-- Stored records start --
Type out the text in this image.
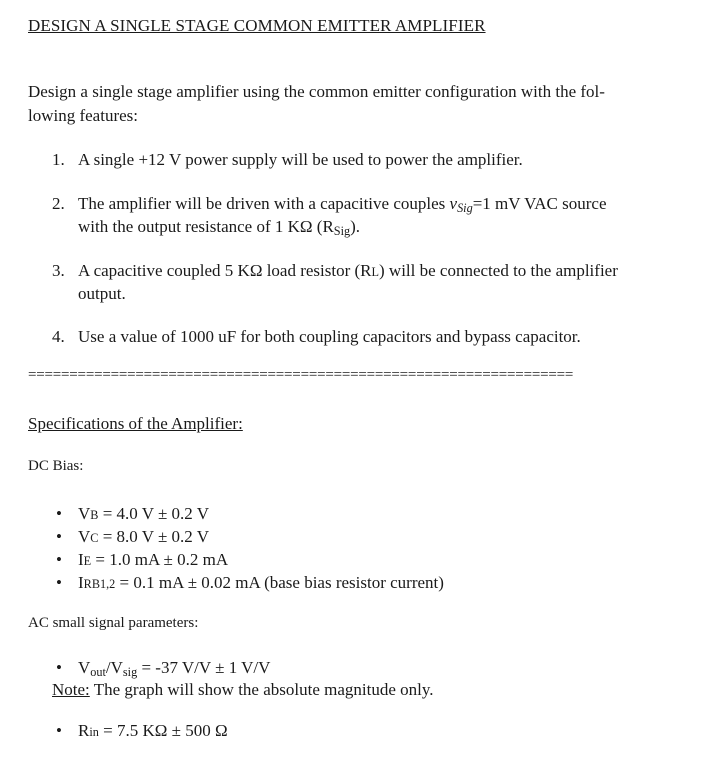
DESIGN A SINGLE STAGE COMMON EMITTER AMPLIFIER
Design a single stage amplifier using the common emitter configuration with the fol-
lowing features:
1. A single +12 V power supply will be used to power the amplifier.
2. The amplifier will be driven with a capacitive couples $v_{Sig}=1$ mV VAC source
with the output resistance of 1 KΩ $(R_{Sig})$.
3. A capacitive coupled 5 KΩ load resistor (RL) will be connected to the amplifier
output.
4. Use a value of 1000 uF for both coupling capacitors and bypass capacitor.
==================================================================
Specifications of the Amplifier:
DC Bias:
• VB = 4.0 V ± 0.2 V
• VC = 8.0 V ± 0.2 V
• IE = 1.0 mA ± 0.2 mA
• IRB1,2 = 0.1 mA ± 0.02 mA (base bias resistor current)
AC small signal parameters:
• $V_{out}/V_{sig} = -37$ V/V ± 1 V/V
Note: The graph will show the absolute magnitude only.
• Rin = 7.5 KΩ ± 500 Ω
-- Stored records end --
Aim =>
Quote the material in full and exactly; do not carry over its pictures.

Final result =>
Type out the text in this image.
DESIGN A SINGLE STAGE COMMON EMITTER AMPLIFIER
Design a single stage amplifier using the common emitter configuration with the fol-
lowing features:
1. A single +12 V power supply will be used to power the amplifier.
2. The amplifier will be driven with a capacitive couples $v_{Sig}=1$ mV VAC source
with the output resistance of 1 KΩ $(R_{Sig})$.
3. A capacitive coupled 5 KΩ load resistor (RL) will be connected to the amplifier
output.
4. Use a value of 1000 uF for both coupling capacitors and bypass capacitor.
==================================================================
Specifications of the Amplifier:
DC Bias:
• VB = 4.0 V ± 0.2 V
• VC = 8.0 V ± 0.2 V
• IE = 1.0 mA ± 0.2 mA
• IRB1,2 = 0.1 mA ± 0.02 mA (base bias resistor current)
AC small signal parameters:
• $V_{out}/V_{sig} = -37$ V/V ± 1 V/V
Note: The graph will show the absolute magnitude only.
• Rin = 7.5 KΩ ± 500 Ω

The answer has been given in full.